DESCRIPTION OF THE TASK | Transcribe all the entries word for word, omitting any pictures they contain.

________________________________________

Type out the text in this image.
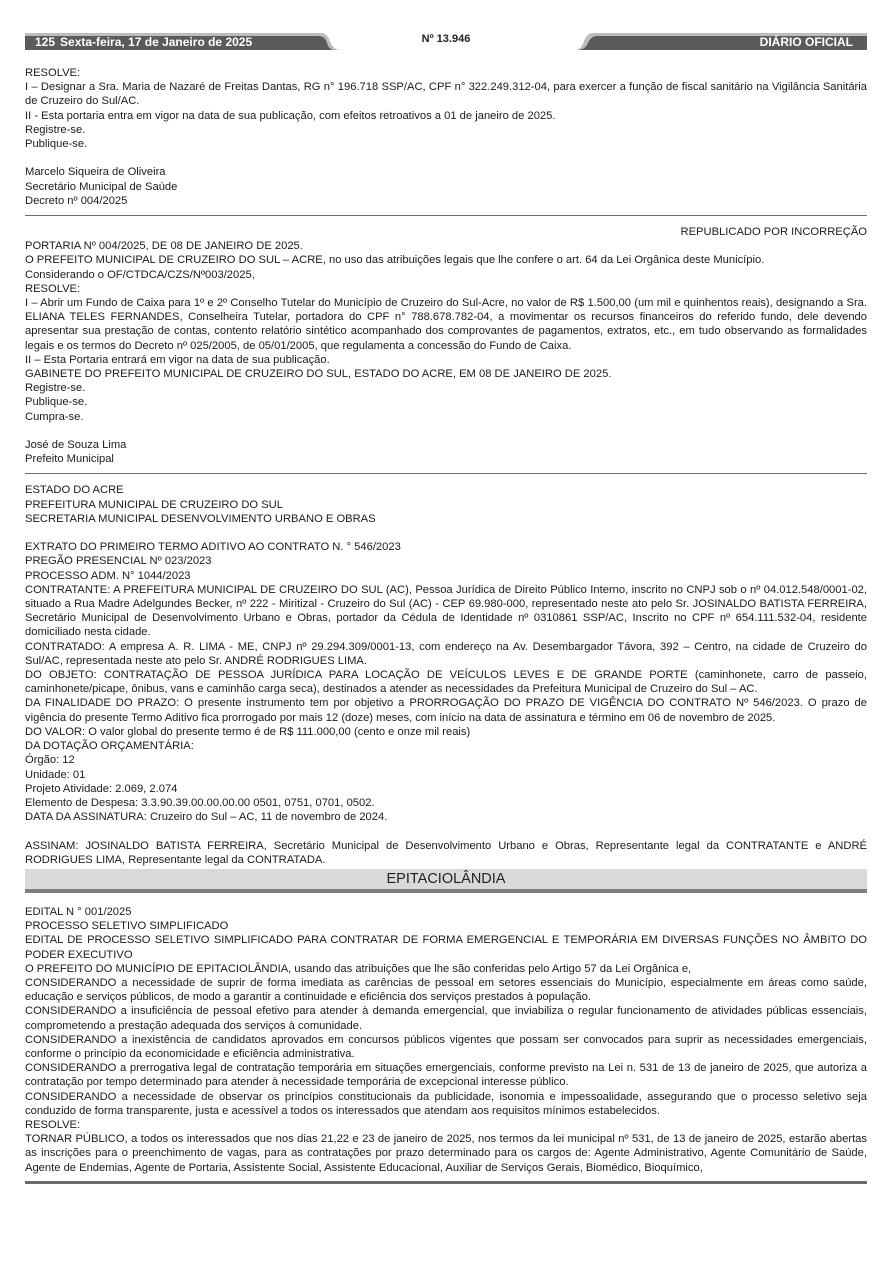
125 Sexta-feira, 17 de Janeiro de 2025	Nº 13.946	DIÁRIO OFICIAL

RESOLVE:

I – Designar a Sra. Maria de Nazaré de Freitas Dantas, RG n° 196.718 SSP/AC, CPF n° 322.249.312-04, para exercer a função de fiscal sanitário na Vigilância Sanitária de Cruzeiro do Sul/AC.

II - Esta portaria entra em vigor na data de sua publicação, com efeitos retroativos a 01 de janeiro de 2025.

Registre-se.

Publique-se.

Marcelo Siqueira de Oliveira

Secretário Municipal de Saúde

Decreto nº 004/2025

REPUBLICADO POR INCORREÇÃO

PORTARIA Nº 004/2025, DE 08 DE JANEIRO DE 2025.

O PREFEITO MUNICIPAL DE CRUZEIRO DO SUL – ACRE, no uso das atribuições legais que lhe confere o art. 64 da Lei Orgânica deste Município.

Considerando o OF/CTDCA/CZS/Nº003/2025,

RESOLVE:

I – Abrir um Fundo de Caixa para 1º e 2º Conselho Tutelar do Município de Cruzeiro do Sul-Acre, no valor de R$ 1.500,00 (um mil e quinhentos reais), designando a Sra. ELIANA TELES FERNANDES, Conselheira Tutelar, portadora do CPF n° 788.678.782-04, a movimentar os recursos financeiros do referido fundo, dele devendo apresentar sua prestação de contas, contento relatório sintético acompanhado dos comprovantes de pagamentos, extratos, etc., em tudo observando as formalidades legais e os termos do Decreto nº 025/2005, de 05/01/2005, que regulamenta a concessão do Fundo de Caixa.

II – Esta Portaria entrará em vigor na data de sua publicação.

GABINETE DO PREFEITO MUNICIPAL DE CRUZEIRO DO SUL, ESTADO DO ACRE, EM 08 DE JANEIRO DE 2025.

Registre-se.

Publique-se.

Cumpra-se.

José de Souza Lima

Prefeito Municipal

ESTADO DO ACRE

PREFEITURA MUNICIPAL DE CRUZEIRO DO SUL

SECRETARIA MUNICIPAL DESENVOLVIMENTO URBANO E OBRAS

EXTRATO DO PRIMEIRO TERMO ADITIVO AO CONTRATO N. ° 546/2023

PREGÃO PRESENCIAL Nº 023/2023

PROCESSO ADM. N° 1044/2023

CONTRATANTE: A PREFEITURA MUNICIPAL DE CRUZEIRO DO SUL (AC), Pessoa Jurídica de Direito Público Interno, inscrito no CNPJ sob o nº 04.012.548/0001-02, situado a Rua Madre Adelgundes Becker, nº 222 - Miritizal - Cruzeiro do Sul (AC) - CEP 69.980-000, representado neste ato pelo Sr. JOSINALDO BATISTA FERREIRA, Secretário Municipal de Desenvolvimento Urbano e Obras, portador da Cédula de Identidade nº 0310861 SSP/AC, Inscrito no CPF nº 654.111.532-04, residente domiciliado nesta cidade.

CONTRATADO: A empresa A. R. LIMA - ME, CNPJ nº 29.294.309/0001-13, com endereço na Av. Desembargador Távora, 392 – Centro, na cidade de Cruzeiro do Sul/AC, representada neste ato pelo Sr. ANDRÉ RODRIGUES LIMA.

DO OBJETO: CONTRATAÇÃO DE PESSOA JURÍDICA PARA LOCAÇÃO DE VEÍCULOS LEVES E DE GRANDE PORTE (caminhonete, carro de passeio, caminhonete/picape, ônibus, vans e caminhão carga seca), destinados a atender as necessidades da Prefeitura Municipal de Cruzeiro do Sul – AC.

DA FINALIDADE DO PRAZO: O presente instrumento tem por objetivo a PRORROGAÇÃO DO PRAZO DE VIGÊNCIA DO CONTRATO Nº 546/2023. O prazo de vigência do presente Termo Aditivo fica prorrogado por mais 12 (doze) meses, com início na data de assinatura e término em 06 de novembro de 2025.

DO VALOR: O valor global do presente termo é de R$ 111.000,00 (cento e onze mil reais)

DA DOTAÇÃO ORÇAMENTÁRIA:

Órgão: 12

Unidade: 01

Projeto Atividade: 2.069, 2.074

Elemento de Despesa: 3.3.90.39.00.00.00.00 0501, 0751, 0701, 0502.

DATA DA ASSINATURA: Cruzeiro do Sul – AC, 11 de novembro de 2024.

ASSINAM: JOSINALDO BATISTA FERREIRA, Secretário Municipal de Desenvolvimento Urbano e Obras, Representante legal da CONTRATANTE e ANDRÉ RODRIGUES LIMA, Representante legal da CONTRATADA.

EPITACIOLÂNDIA

EDITAL N ° 001/2025

PROCESSO SELETIVO SIMPLIFICADO

EDITAL DE PROCESSO SELETIVO SIMPLIFICADO PARA CONTRATAR DE FORMA EMERGENCIAL E TEMPORÁRIA EM DIVERSAS FUNÇÕES NO ÂMBITO DO PODER EXECUTIVO

O PREFEITO DO MUNICÍPIO DE EPITACIOLÂNDIA, usando das atribuições que lhe são conferidas pelo Artigo 57 da Lei Orgânica e,

CONSIDERANDO a necessidade de suprir de forma imediata as carências de pessoal em setores essenciais do Município, especialmente em áreas como saúde, educação e serviços públicos, de modo a garantir a continuidade e eficiência dos serviços prestados à população.

CONSIDERANDO a insuficiência de pessoal efetivo para atender à demanda emergencial, que inviabiliza o regular funcionamento de atividades públicas essenciais, comprometendo a prestação adequada dos serviços à comunidade.

CONSIDERANDO a inexistência de candidatos aprovados em concursos públicos vigentes que possam ser convocados para suprir as necessidades emergenciais, conforme o princípio da economicidade e eficiência administrativa.

CONSIDERANDO a prerrogativa legal de contratação temporária em situações emergenciais, conforme previsto na Lei n. 531 de 13 de janeiro de 2025, que autoriza a contratação por tempo determinado para atender à necessidade temporária de excepcional interesse público.

CONSIDERANDO a necessidade de observar os princípios constitucionais da publicidade, isonomia e impessoalidade, assegurando que o processo seletivo seja conduzido de forma transparente, justa e acessível a todos os interessados que atendam aos requisitos mínimos estabelecidos.

RESOLVE:

TORNAR PÚBLICO, a todos os interessados que nos dias 21,22 e 23 de janeiro de 2025, nos termos da lei municipal nº 531, de 13 de janeiro de 2025, estarão abertas as inscrições para o preenchimento de vagas, para as contratações por prazo determinado para os cargos de: Agente Administrativo, Agente Comunitário de Saúde, Agente de Endemias, Agente de Portaria, Assistente Social, Assistente Educacional, Auxiliar de Serviços Gerais, Biomédico, Bioquímico,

________________________________________

EXPECTED ANSWER |
Type out the text in this image.
125 Sexta-feira, 17 de Janeiro de 2025	Nº 13.946	DIÁRIO OFICIAL

RESOLVE:

I – Designar a Sra. Maria de Nazaré de Freitas Dantas, RG n° 196.718 SSP/AC, CPF n° 322.249.312-04, para exercer a função de fiscal sanitário na Vigilância Sanitária de Cruzeiro do Sul/AC.

II - Esta portaria entra em vigor na data de sua publicação, com efeitos retroativos a 01 de janeiro de 2025.

Registre-se.

Publique-se.

Marcelo Siqueira de Oliveira

Secretário Municipal de Saúde

Decreto nº 004/2025

REPUBLICADO POR INCORREÇÃO

PORTARIA Nº 004/2025, DE 08 DE JANEIRO DE 2025.

O PREFEITO MUNICIPAL DE CRUZEIRO DO SUL – ACRE, no uso das atribuições legais que lhe confere o art. 64 da Lei Orgânica deste Município.

Considerando o OF/CTDCA/CZS/Nº003/2025,

RESOLVE:

I – Abrir um Fundo de Caixa para 1º e 2º Conselho Tutelar do Município de Cruzeiro do Sul-Acre, no valor de R$ 1.500,00 (um mil e quinhentos reais), designando a Sra. ELIANA TELES FERNANDES, Conselheira Tutelar, portadora do CPF n° 788.678.782-04, a movimentar os recursos financeiros do referido fundo, dele devendo apresentar sua prestação de contas, contento relatório sintético acompanhado dos comprovantes de pagamentos, extratos, etc., em tudo observando as formalidades legais e os termos do Decreto nº 025/2005, de 05/01/2005, que regulamenta a concessão do Fundo de Caixa.

II – Esta Portaria entrará em vigor na data de sua publicação.

GABINETE DO PREFEITO MUNICIPAL DE CRUZEIRO DO SUL, ESTADO DO ACRE, EM 08 DE JANEIRO DE 2025.

Registre-se.

Publique-se.

Cumpra-se.

José de Souza Lima

Prefeito Municipal

ESTADO DO ACRE

PREFEITURA MUNICIPAL DE CRUZEIRO DO SUL

SECRETARIA MUNICIPAL DESENVOLVIMENTO URBANO E OBRAS

EXTRATO DO PRIMEIRO TERMO ADITIVO AO CONTRATO N. ° 546/2023

PREGÃO PRESENCIAL Nº 023/2023

PROCESSO ADM. N° 1044/2023

CONTRATANTE: A PREFEITURA MUNICIPAL DE CRUZEIRO DO SUL (AC), Pessoa Jurídica de Direito Público Interno, inscrito no CNPJ sob o nº 04.012.548/0001-02, situado a Rua Madre Adelgundes Becker, nº 222 - Miritizal - Cruzeiro do Sul (AC) - CEP 69.980-000, representado neste ato pelo Sr. JOSINALDO BATISTA FERREIRA, Secretário Municipal de Desenvolvimento Urbano e Obras, portador da Cédula de Identidade nº 0310861 SSP/AC, Inscrito no CPF nº 654.111.532-04, residente domiciliado nesta cidade.

CONTRATADO: A empresa A. R. LIMA - ME, CNPJ nº 29.294.309/0001-13, com endereço na Av. Desembargador Távora, 392 – Centro, na cidade de Cruzeiro do Sul/AC, representada neste ato pelo Sr. ANDRÉ RODRIGUES LIMA.

DO OBJETO: CONTRATAÇÃO DE PESSOA JURÍDICA PARA LOCAÇÃO DE VEÍCULOS LEVES E DE GRANDE PORTE (caminhonete, carro de passeio, caminhonete/picape, ônibus, vans e caminhão carga seca), destinados a atender as necessidades da Prefeitura Municipal de Cruzeiro do Sul – AC.

DA FINALIDADE DO PRAZO: O presente instrumento tem por objetivo a PRORROGAÇÃO DO PRAZO DE VIGÊNCIA DO CONTRATO Nº 546/2023. O prazo de vigência do presente Termo Aditivo fica prorrogado por mais 12 (doze) meses, com início na data de assinatura e término em 06 de novembro de 2025.

DO VALOR: O valor global do presente termo é de R$ 111.000,00 (cento e onze mil reais)

DA DOTAÇÃO ORÇAMENTÁRIA:

Órgão: 12

Unidade: 01

Projeto Atividade: 2.069, 2.074

Elemento de Despesa: 3.3.90.39.00.00.00.00 0501, 0751, 0701, 0502.

DATA DA ASSINATURA: Cruzeiro do Sul – AC, 11 de novembro de 2024.

ASSINAM: JOSINALDO BATISTA FERREIRA, Secretário Municipal de Desenvolvimento Urbano e Obras, Representante legal da CONTRATANTE e ANDRÉ RODRIGUES LIMA, Representante legal da CONTRATADA.

EPITACIOLÂNDIA

EDITAL N ° 001/2025

PROCESSO SELETIVO SIMPLIFICADO

EDITAL DE PROCESSO SELETIVO SIMPLIFICADO PARA CONTRATAR DE FORMA EMERGENCIAL E TEMPORÁRIA EM DIVERSAS FUNÇÕES NO ÂMBITO DO PODER EXECUTIVO

O PREFEITO DO MUNICÍPIO DE EPITACIOLÂNDIA, usando das atribuições que lhe são conferidas pelo Artigo 57 da Lei Orgânica e,

CONSIDERANDO a necessidade de suprir de forma imediata as carências de pessoal em setores essenciais do Município, especialmente em áreas como saúde, educação e serviços públicos, de modo a garantir a continuidade e eficiência dos serviços prestados à população.

CONSIDERANDO a insuficiência de pessoal efetivo para atender à demanda emergencial, que inviabiliza o regular funcionamento de atividades públicas essenciais, comprometendo a prestação adequada dos serviços à comunidade.

CONSIDERANDO a inexistência de candidatos aprovados em concursos públicos vigentes que possam ser convocados para suprir as necessidades emergenciais, conforme o princípio da economicidade e eficiência administrativa.

CONSIDERANDO a prerrogativa legal de contratação temporária em situações emergenciais, conforme previsto na Lei n. 531 de 13 de janeiro de 2025, que autoriza a contratação por tempo determinado para atender à necessidade temporária de excepcional interesse público.

CONSIDERANDO a necessidade de observar os princípios constitucionais da publicidade, isonomia e impessoalidade, assegurando que o processo seletivo seja conduzido de forma transparente, justa e acessível a todos os interessados que atendam aos requisitos mínimos estabelecidos.

RESOLVE:

TORNAR PÚBLICO, a todos os interessados que nos dias 21,22 e 23 de janeiro de 2025, nos termos da lei municipal nº 531, de 13 de janeiro de 2025, estarão abertas as inscrições para o preenchimento de vagas, para as contratações por prazo determinado para os cargos de: Agente Administrativo, Agente Comunitário de Saúde, Agente de Endemias, Agente de Portaria, Assistente Social, Assistente Educacional, Auxiliar de Serviços Gerais, Biomédico, Bioquímico,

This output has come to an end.